_Set task_: Below are entries. Pull out all lines containing "risk".
————————
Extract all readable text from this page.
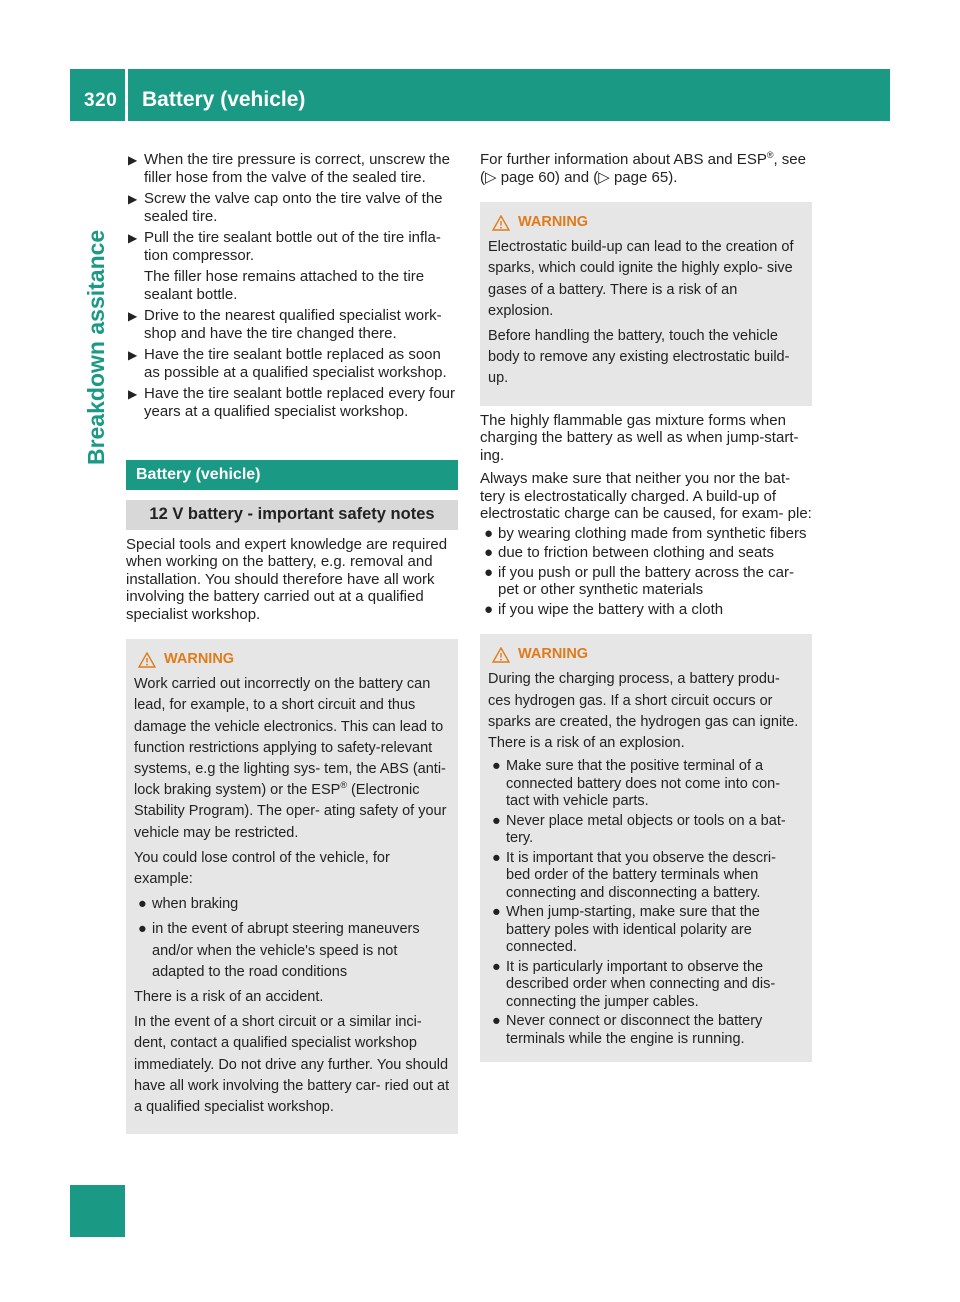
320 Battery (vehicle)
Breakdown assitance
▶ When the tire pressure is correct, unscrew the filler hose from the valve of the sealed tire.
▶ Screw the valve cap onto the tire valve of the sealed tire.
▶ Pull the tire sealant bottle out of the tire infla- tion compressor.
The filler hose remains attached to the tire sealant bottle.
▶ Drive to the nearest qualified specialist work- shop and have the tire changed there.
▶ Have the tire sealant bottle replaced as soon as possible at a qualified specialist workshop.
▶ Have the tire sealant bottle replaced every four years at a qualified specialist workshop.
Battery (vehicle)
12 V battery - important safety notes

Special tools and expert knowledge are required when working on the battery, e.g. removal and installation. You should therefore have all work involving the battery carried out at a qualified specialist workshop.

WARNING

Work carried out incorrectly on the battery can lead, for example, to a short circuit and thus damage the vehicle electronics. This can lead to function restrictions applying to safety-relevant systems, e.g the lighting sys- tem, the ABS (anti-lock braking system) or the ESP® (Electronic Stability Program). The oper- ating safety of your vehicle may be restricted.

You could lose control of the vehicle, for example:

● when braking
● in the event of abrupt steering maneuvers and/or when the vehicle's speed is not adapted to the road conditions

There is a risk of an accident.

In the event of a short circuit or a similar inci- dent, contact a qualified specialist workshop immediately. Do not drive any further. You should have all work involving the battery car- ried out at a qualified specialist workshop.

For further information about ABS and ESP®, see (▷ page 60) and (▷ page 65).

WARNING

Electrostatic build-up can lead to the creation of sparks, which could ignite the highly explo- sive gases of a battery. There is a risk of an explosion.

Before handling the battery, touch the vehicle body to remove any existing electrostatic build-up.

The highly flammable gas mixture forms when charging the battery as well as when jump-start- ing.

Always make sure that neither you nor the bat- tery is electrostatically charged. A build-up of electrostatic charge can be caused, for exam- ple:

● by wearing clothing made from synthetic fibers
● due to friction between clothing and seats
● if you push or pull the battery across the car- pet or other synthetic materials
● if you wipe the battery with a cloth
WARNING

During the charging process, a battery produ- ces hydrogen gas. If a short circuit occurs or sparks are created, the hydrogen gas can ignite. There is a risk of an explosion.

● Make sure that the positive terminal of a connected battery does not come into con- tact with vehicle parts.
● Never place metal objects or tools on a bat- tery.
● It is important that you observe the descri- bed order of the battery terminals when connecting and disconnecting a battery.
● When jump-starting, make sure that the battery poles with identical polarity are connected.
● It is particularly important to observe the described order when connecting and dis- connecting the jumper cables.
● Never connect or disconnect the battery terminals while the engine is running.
————————
_Exercise result_:
There is a risk of an accident.
Electrostatic build-up can lead to the creation of sparks, which could ignite the highly explo- sive gases of a battery. There is a risk of an explosion.
During the charging process, a battery produ- ces hydrogen gas. If a short circuit occurs or sparks are created, the hydrogen gas can ignite. There is a risk of an explosion.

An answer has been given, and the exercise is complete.